-- BEGIN Excerpted records --

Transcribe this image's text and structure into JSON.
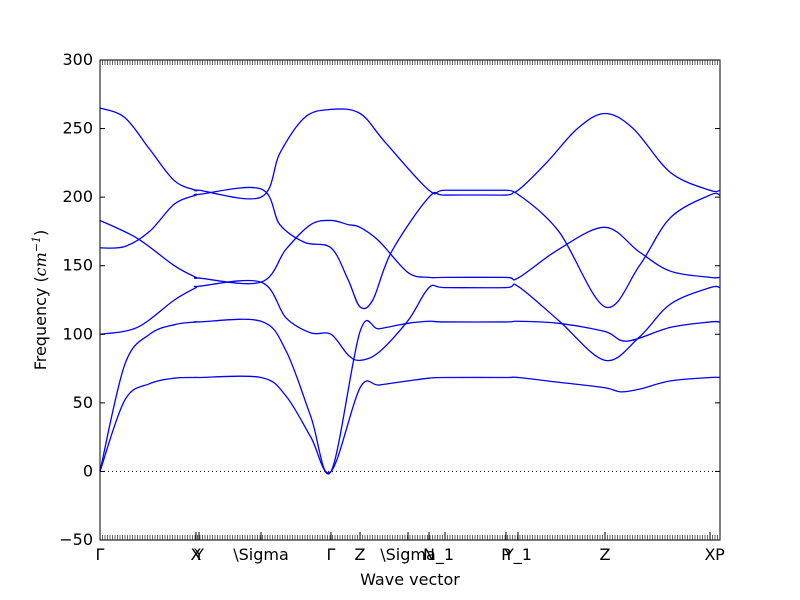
{
  "chart_data": {
    "type": "line",
    "xlabel": "Wave vector",
    "ylabel_text": "Frequency (",
    "ylabel_unit": "cm",
    "ylabel_exp": "−1",
    "ylabel_close": ")",
    "ylim": [
      -50,
      300
    ],
    "xlim": [
      0,
      1
    ],
    "yticks": [
      -50,
      0,
      50,
      100,
      150,
      200,
      250,
      300
    ],
    "ytick_labels": [
      "−50",
      "0",
      "50",
      "100",
      "150",
      "200",
      "250",
      "300"
    ],
    "xticks": [
      {
        "x": 0.0,
        "label": "Γ"
      },
      {
        "x": 0.1548,
        "label": "X"
      },
      {
        "x": 0.1597,
        "label": "Y"
      },
      {
        "x": 0.2597,
        "label": "\\Sigma"
      },
      {
        "x": 0.3726,
        "label": "Γ"
      },
      {
        "x": 0.4194,
        "label": "Z"
      },
      {
        "x": 0.4968,
        "label": "\\Sigma"
      },
      {
        "x": 0.5306,
        "label": "N"
      },
      {
        "x": 0.5565,
        "label": "_1"
      },
      {
        "x": 0.6548,
        "label": "P"
      },
      {
        "x": 0.6742,
        "label": "Y_1"
      },
      {
        "x": 0.8145,
        "label": "Z"
      },
      {
        "x": 0.9839,
        "label": "X"
      },
      {
        "x": 1.0,
        "label": "P"
      }
    ],
    "zero_line": {
      "y": 0,
      "style": "dotted"
    },
    "line_color": "#0000ff",
    "series": [
      {
        "x": [
          0,
          0.04,
          0.08,
          0.12,
          0.1548,
          0.1597,
          0.2597,
          0.3,
          0.34,
          0.3726,
          0.4194,
          0.45,
          0.4968,
          0.5306,
          0.5565,
          0.6548,
          0.6742,
          0.74,
          0.8145,
          0.84,
          0.87,
          0.92,
          0.9839,
          1.0
        ],
        "y": [
          0,
          52,
          64,
          68,
          68.5,
          68.5,
          68.5,
          55,
          25,
          0,
          61,
          63,
          66,
          68,
          68.5,
          68.5,
          68.5,
          65,
          61,
          58,
          60,
          66,
          68.5,
          68.5
        ]
      },
      {
        "x": [
          0,
          0.04,
          0.08,
          0.12,
          0.1548,
          0.1597,
          0.2597,
          0.3,
          0.34,
          0.3726,
          0.4194,
          0.45,
          0.4968,
          0.5306,
          0.5565,
          0.6548,
          0.6742,
          0.74,
          0.8145,
          0.85,
          0.92,
          0.9839,
          1.0
        ],
        "y": [
          0,
          78,
          100,
          107,
          109,
          109,
          109.5,
          88,
          40,
          0,
          102,
          104,
          108,
          109.5,
          109,
          109,
          109.5,
          108,
          102,
          95,
          105,
          109,
          109
        ]
      },
      {
        "x": [
          0,
          0.06,
          0.12,
          0.1548,
          0.1597,
          0.2597,
          0.3,
          0.34,
          0.3726,
          0.4,
          0.4194,
          0.45,
          0.4968,
          0.5306,
          0.5565,
          0.6548,
          0.6742,
          0.74,
          0.8145,
          0.87,
          0.92,
          0.9839,
          1.0
        ],
        "y": [
          100,
          105,
          125,
          134,
          135,
          138,
          112,
          101,
          100,
          85,
          81,
          87,
          110,
          134,
          134,
          134,
          135,
          110,
          81,
          98,
          122,
          134,
          134
        ]
      },
      {
        "x": [
          0,
          0.06,
          0.12,
          0.1548,
          0.1597,
          0.2597,
          0.3,
          0.34,
          0.3726,
          0.4,
          0.4194,
          0.45,
          0.4968,
          0.5306,
          0.5565,
          0.6548,
          0.6742,
          0.74,
          0.8145,
          0.87,
          0.92,
          0.9839,
          1.0
        ],
        "y": [
          183,
          170,
          150,
          141.5,
          141,
          138,
          162,
          180,
          183,
          180,
          178,
          168,
          145,
          141.5,
          141.5,
          141.5,
          141,
          162,
          178,
          160,
          146,
          141.5,
          141.5
        ]
      },
      {
        "x": [
          0,
          0.04,
          0.08,
          0.12,
          0.1548,
          0.1597,
          0.2597,
          0.29,
          0.33,
          0.3726,
          0.4,
          0.4194,
          0.44,
          0.47,
          0.5306,
          0.5565,
          0.6548,
          0.6742,
          0.74,
          0.8145,
          0.87,
          0.92,
          0.9839,
          1.0
        ],
        "y": [
          163,
          164,
          175,
          195,
          201.5,
          202,
          206,
          180,
          167,
          163,
          140,
          120,
          125,
          160,
          200,
          201.5,
          201.5,
          202,
          175,
          120,
          150,
          185,
          201.5,
          201.5
        ]
      },
      {
        "x": [
          0,
          0.04,
          0.08,
          0.12,
          0.1548,
          0.1597,
          0.2597,
          0.29,
          0.33,
          0.3726,
          0.4194,
          0.46,
          0.5306,
          0.5565,
          0.6548,
          0.6742,
          0.72,
          0.77,
          0.8145,
          0.86,
          0.92,
          0.9839,
          1.0
        ],
        "y": [
          265,
          258,
          235,
          212,
          205,
          205,
          200,
          232,
          258,
          264,
          261,
          240,
          205,
          205,
          205,
          205,
          225,
          250,
          261,
          250,
          218,
          205,
          205
        ]
      }
    ]
  }
}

-- END Excerpted records --

→ Exercise details:
Repeat the records above exactly, leaving out the pictures.

→ Final result:
Transcribe this image's text and structure into JSON.
{
  "chart_data": {
    "type": "line",
    "xlabel": "Wave vector",
    "ylabel_text": "Frequency (",
    "ylabel_unit": "cm",
    "ylabel_exp": "−1",
    "ylabel_close": ")",
    "ylim": [
      -50,
      300
    ],
    "xlim": [
      0,
      1
    ],
    "yticks": [
      -50,
      0,
      50,
      100,
      150,
      200,
      250,
      300
    ],
    "ytick_labels": [
      "−50",
      "0",
      "50",
      "100",
      "150",
      "200",
      "250",
      "300"
    ],
    "xticks": [
      {
        "x": 0.0,
        "label": "Γ"
      },
      {
        "x": 0.1548,
        "label": "X"
      },
      {
        "x": 0.1597,
        "label": "Y"
      },
      {
        "x": 0.2597,
        "label": "\\Sigma"
      },
      {
        "x": 0.3726,
        "label": "Γ"
      },
      {
        "x": 0.4194,
        "label": "Z"
      },
      {
        "x": 0.4968,
        "label": "\\Sigma"
      },
      {
        "x": 0.5306,
        "label": "N"
      },
      {
        "x": 0.5565,
        "label": "_1"
      },
      {
        "x": 0.6548,
        "label": "P"
      },
      {
        "x": 0.6742,
        "label": "Y_1"
      },
      {
        "x": 0.8145,
        "label": "Z"
      },
      {
        "x": 0.9839,
        "label": "X"
      },
      {
        "x": 1.0,
        "label": "P"
      }
    ],
    "zero_line": {
      "y": 0,
      "style": "dotted"
    },
    "line_color": "#0000ff",
    "series": [
      {
        "x": [
          0,
          0.04,
          0.08,
          0.12,
          0.1548,
          0.1597,
          0.2597,
          0.3,
          0.34,
          0.3726,
          0.4194,
          0.45,
          0.4968,
          0.5306,
          0.5565,
          0.6548,
          0.6742,
          0.74,
          0.8145,
          0.84,
          0.87,
          0.92,
          0.9839,
          1.0
        ],
        "y": [
          0,
          52,
          64,
          68,
          68.5,
          68.5,
          68.5,
          55,
          25,
          0,
          61,
          63,
          66,
          68,
          68.5,
          68.5,
          68.5,
          65,
          61,
          58,
          60,
          66,
          68.5,
          68.5
        ]
      },
      {
        "x": [
          0,
          0.04,
          0.08,
          0.12,
          0.1548,
          0.1597,
          0.2597,
          0.3,
          0.34,
          0.3726,
          0.4194,
          0.45,
          0.4968,
          0.5306,
          0.5565,
          0.6548,
          0.6742,
          0.74,
          0.8145,
          0.85,
          0.92,
          0.9839,
          1.0
        ],
        "y": [
          0,
          78,
          100,
          107,
          109,
          109,
          109.5,
          88,
          40,
          0,
          102,
          104,
          108,
          109.5,
          109,
          109,
          109.5,
          108,
          102,
          95,
          105,
          109,
          109
        ]
      },
      {
        "x": [
          0,
          0.06,
          0.12,
          0.1548,
          0.1597,
          0.2597,
          0.3,
          0.34,
          0.3726,
          0.4,
          0.4194,
          0.45,
          0.4968,
          0.5306,
          0.5565,
          0.6548,
          0.6742,
          0.74,
          0.8145,
          0.87,
          0.92,
          0.9839,
          1.0
        ],
        "y": [
          100,
          105,
          125,
          134,
          135,
          138,
          112,
          101,
          100,
          85,
          81,
          87,
          110,
          134,
          134,
          134,
          135,
          110,
          81,
          98,
          122,
          134,
          134
        ]
      },
      {
        "x": [
          0,
          0.06,
          0.12,
          0.1548,
          0.1597,
          0.2597,
          0.3,
          0.34,
          0.3726,
          0.4,
          0.4194,
          0.45,
          0.4968,
          0.5306,
          0.5565,
          0.6548,
          0.6742,
          0.74,
          0.8145,
          0.87,
          0.92,
          0.9839,
          1.0
        ],
        "y": [
          183,
          170,
          150,
          141.5,
          141,
          138,
          162,
          180,
          183,
          180,
          178,
          168,
          145,
          141.5,
          141.5,
          141.5,
          141,
          162,
          178,
          160,
          146,
          141.5,
          141.5
        ]
      },
      {
        "x": [
          0,
          0.04,
          0.08,
          0.12,
          0.1548,
          0.1597,
          0.2597,
          0.29,
          0.33,
          0.3726,
          0.4,
          0.4194,
          0.44,
          0.47,
          0.5306,
          0.5565,
          0.6548,
          0.6742,
          0.74,
          0.8145,
          0.87,
          0.92,
          0.9839,
          1.0
        ],
        "y": [
          163,
          164,
          175,
          195,
          201.5,
          202,
          206,
          180,
          167,
          163,
          140,
          120,
          125,
          160,
          200,
          201.5,
          201.5,
          202,
          175,
          120,
          150,
          185,
          201.5,
          201.5
        ]
      },
      {
        "x": [
          0,
          0.04,
          0.08,
          0.12,
          0.1548,
          0.1597,
          0.2597,
          0.29,
          0.33,
          0.3726,
          0.4194,
          0.46,
          0.5306,
          0.5565,
          0.6548,
          0.6742,
          0.72,
          0.77,
          0.8145,
          0.86,
          0.92,
          0.9839,
          1.0
        ],
        "y": [
          265,
          258,
          235,
          212,
          205,
          205,
          200,
          232,
          258,
          264,
          261,
          240,
          205,
          205,
          205,
          205,
          225,
          250,
          261,
          250,
          218,
          205,
          205
        ]
      }
    ]
  }
}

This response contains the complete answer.